Document text:
((
Sorry for the late post, guys. E3 stole some of my attention.

So, stop me if you’ve read this one before.

Hero enters the villain’s lair/stronghold/fortress/secret base/cave/space station. Hero immediately faces down a group of mooks.

Hero effortlessly defeats said mooks. Only to face down a trap. Hero also effortlessly defeats said trap—possibly before the trap can even spring. Hero continues forward, facing traps, mooks, plot twists, and minibosses, defeating each one in turn, without difficulty, before reaching the villain and the final confrontation. Hero emerges supreme and returns home victorious.

Now, I ask you … if you were reading that story, about how far into that “climactic” series of events would you get before coming to the conclusion that no matter what, the hero is going to emerge victorious every time? Granted, this was a pretty threadbare example, because I didn’t go into a lot of detail, but how many stories like that have we all read? A story where the hero goes into situation after situation, and by about halfway (or a quarter) into the book, we can already see exactly what’s going to happen because the hero always wins?
))
Entries supplied:
((
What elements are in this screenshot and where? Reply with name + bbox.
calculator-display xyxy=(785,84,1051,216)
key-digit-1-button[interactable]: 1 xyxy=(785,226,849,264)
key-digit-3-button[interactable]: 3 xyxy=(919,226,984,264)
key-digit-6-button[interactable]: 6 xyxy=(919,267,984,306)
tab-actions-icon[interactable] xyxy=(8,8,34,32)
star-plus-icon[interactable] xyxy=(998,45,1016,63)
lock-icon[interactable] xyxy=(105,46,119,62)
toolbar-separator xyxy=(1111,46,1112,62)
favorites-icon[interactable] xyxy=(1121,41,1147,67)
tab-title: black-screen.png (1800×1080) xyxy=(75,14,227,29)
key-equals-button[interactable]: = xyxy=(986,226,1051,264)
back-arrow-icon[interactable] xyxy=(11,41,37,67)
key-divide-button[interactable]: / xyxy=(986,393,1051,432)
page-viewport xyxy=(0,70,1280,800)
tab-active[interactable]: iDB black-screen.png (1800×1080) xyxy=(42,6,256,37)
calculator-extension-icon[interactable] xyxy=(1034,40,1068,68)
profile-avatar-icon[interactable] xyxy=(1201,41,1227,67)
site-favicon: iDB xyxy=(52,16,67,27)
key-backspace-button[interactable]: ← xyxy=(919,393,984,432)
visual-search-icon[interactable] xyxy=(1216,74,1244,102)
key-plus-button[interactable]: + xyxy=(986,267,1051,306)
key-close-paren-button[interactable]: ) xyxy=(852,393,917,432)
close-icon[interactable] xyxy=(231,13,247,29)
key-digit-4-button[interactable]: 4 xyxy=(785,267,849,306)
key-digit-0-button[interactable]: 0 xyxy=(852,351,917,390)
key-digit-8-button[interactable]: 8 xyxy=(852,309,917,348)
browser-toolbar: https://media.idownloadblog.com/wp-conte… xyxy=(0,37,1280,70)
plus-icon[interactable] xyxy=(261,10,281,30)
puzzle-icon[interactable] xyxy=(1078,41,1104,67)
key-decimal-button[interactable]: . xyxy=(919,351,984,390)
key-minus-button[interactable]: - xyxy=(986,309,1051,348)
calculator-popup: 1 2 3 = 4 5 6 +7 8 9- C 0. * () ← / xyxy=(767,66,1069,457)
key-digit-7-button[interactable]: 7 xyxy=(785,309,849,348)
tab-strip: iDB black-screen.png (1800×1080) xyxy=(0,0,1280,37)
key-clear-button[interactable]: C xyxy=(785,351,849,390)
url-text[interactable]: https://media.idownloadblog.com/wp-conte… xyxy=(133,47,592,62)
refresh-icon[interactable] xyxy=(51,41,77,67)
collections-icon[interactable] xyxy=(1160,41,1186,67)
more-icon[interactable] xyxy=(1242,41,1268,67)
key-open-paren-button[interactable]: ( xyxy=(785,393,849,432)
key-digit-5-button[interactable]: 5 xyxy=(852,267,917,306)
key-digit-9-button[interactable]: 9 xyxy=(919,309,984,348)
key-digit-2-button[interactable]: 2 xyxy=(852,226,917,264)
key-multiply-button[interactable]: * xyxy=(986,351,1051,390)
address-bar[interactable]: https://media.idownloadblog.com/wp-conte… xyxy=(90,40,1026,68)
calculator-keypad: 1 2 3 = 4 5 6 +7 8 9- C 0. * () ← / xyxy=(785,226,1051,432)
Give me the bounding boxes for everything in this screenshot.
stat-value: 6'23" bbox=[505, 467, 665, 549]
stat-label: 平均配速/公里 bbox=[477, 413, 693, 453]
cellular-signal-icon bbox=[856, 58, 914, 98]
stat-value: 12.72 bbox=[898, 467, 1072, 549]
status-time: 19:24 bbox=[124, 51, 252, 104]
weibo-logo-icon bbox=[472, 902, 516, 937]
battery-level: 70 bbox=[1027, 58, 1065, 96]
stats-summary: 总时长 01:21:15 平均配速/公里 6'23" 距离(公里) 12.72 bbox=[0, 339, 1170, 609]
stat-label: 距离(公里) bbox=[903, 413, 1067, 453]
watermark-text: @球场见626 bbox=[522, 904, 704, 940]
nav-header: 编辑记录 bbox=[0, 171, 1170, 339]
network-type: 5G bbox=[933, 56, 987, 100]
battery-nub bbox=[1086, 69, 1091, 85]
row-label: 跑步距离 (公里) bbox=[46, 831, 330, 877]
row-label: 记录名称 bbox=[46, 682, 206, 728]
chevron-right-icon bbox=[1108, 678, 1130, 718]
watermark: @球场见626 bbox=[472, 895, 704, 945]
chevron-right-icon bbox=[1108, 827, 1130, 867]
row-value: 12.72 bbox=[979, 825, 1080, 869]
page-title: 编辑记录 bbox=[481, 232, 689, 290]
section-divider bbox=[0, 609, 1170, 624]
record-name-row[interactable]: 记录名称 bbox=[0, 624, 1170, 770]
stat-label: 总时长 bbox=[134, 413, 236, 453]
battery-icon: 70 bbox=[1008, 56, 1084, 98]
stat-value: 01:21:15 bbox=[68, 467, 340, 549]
))
What needs to be done: Pick up the blog post about heroes who win every fight and continue it from its final sentence. The entries come from a separate source and have no connection to the text.

Answer for this exercise:
Now, I’m going to preface things with a caveat here: We know that the hero is going to win. Usually. 95% of the time, it’s a safe bet that the hero will emerge victorious in some fashion or another. But on the journey there? A hero who simply crushes all in their path doesn’t really make for an entertaining read because the reader always knows what is going to happen. If your hero fights mook after mook, takes down trap after trap, and comes out on top every time, well, even if your action is written in an incredibly well-done manner, you’re still going to start running into readers who just start skipping over things. Why?

Because they’ve gotten bored. Because the book becomes going to a sports match where the players and the audience already know who is going to win. It get predictable. The action loses its tension. A great fight simply becomes not so great because the reader already knows who is going to win: the hero.

Again, we accept that most of the time we assume this about the ending, but why would it matter during the story? The answer? Narrative tension.

Which is why today we’re going to talk about two things: the try/fail cycle, and the evolving story.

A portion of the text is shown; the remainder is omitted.